Start of The data

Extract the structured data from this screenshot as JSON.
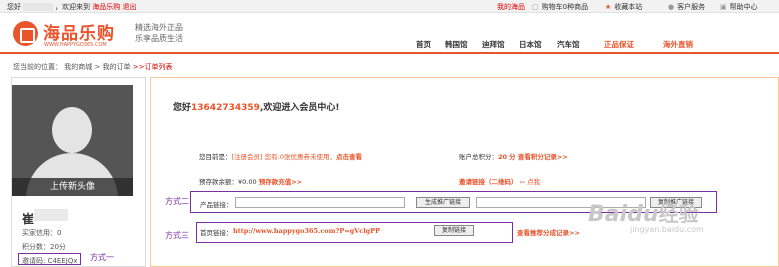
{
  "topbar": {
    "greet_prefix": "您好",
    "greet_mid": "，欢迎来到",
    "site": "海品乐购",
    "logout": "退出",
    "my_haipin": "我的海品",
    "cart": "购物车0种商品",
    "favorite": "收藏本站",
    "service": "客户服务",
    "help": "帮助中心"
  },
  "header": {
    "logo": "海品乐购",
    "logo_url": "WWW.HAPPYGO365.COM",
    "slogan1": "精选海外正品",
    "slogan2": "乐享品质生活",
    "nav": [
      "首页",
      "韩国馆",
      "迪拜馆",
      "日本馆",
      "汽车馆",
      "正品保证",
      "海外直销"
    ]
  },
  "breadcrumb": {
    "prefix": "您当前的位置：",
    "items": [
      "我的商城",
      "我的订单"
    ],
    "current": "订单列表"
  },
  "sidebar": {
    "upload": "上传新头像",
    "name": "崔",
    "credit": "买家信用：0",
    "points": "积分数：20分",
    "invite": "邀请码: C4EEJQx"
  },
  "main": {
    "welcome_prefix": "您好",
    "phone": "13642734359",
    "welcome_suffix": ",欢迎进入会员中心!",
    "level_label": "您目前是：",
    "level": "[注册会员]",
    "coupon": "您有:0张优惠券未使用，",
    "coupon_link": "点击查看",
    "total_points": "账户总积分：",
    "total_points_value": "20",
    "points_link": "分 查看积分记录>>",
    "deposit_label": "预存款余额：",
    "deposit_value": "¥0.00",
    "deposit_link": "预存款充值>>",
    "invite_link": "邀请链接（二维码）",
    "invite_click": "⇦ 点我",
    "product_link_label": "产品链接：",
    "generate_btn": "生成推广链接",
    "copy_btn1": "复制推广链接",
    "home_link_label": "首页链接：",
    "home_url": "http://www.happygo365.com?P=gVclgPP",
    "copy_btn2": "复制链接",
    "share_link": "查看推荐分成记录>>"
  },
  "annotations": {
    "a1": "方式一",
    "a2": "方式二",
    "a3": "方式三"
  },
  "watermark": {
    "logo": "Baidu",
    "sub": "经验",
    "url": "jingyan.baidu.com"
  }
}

End of The data

◆ Task brief: Reproduce the data word for word, excluding its pictures.

◆ Response to this exercise:
Extract the structured data from this screenshot as JSON.
{
  "topbar": {
    "greet_prefix": "您好",
    "greet_mid": "，欢迎来到",
    "site": "海品乐购",
    "logout": "退出",
    "my_haipin": "我的海品",
    "cart": "购物车0种商品",
    "favorite": "收藏本站",
    "service": "客户服务",
    "help": "帮助中心"
  },
  "header": {
    "logo": "海品乐购",
    "logo_url": "WWW.HAPPYGO365.COM",
    "slogan1": "精选海外正品",
    "slogan2": "乐享品质生活",
    "nav": [
      "首页",
      "韩国馆",
      "迪拜馆",
      "日本馆",
      "汽车馆",
      "正品保证",
      "海外直销"
    ]
  },
  "breadcrumb": {
    "prefix": "您当前的位置：",
    "items": [
      "我的商城",
      "我的订单"
    ],
    "current": "订单列表"
  },
  "sidebar": {
    "upload": "上传新头像",
    "name": "崔",
    "credit": "买家信用：0",
    "points": "积分数：20分",
    "invite": "邀请码: C4EEJQx"
  },
  "main": {
    "welcome_prefix": "您好",
    "phone": "13642734359",
    "welcome_suffix": ",欢迎进入会员中心!",
    "level_label": "您目前是：",
    "level": "[注册会员]",
    "coupon": "您有:0张优惠券未使用，",
    "coupon_link": "点击查看",
    "total_points": "账户总积分：",
    "total_points_value": "20",
    "points_link": "分 查看积分记录>>",
    "deposit_label": "预存款余额：",
    "deposit_value": "¥0.00",
    "deposit_link": "预存款充值>>",
    "invite_link": "邀请链接（二维码）",
    "invite_click": "⇦ 点我",
    "product_link_label": "产品链接：",
    "generate_btn": "生成推广链接",
    "copy_btn1": "复制推广链接",
    "home_link_label": "首页链接：",
    "home_url": "http://www.happygo365.com?P=gVclgPP",
    "copy_btn2": "复制链接",
    "share_link": "查看推荐分成记录>>"
  },
  "annotations": {
    "a1": "方式一",
    "a2": "方式二",
    "a3": "方式三"
  },
  "watermark": {
    "logo": "Baidu",
    "sub": "经验",
    "url": "jingyan.baidu.com"
  }
}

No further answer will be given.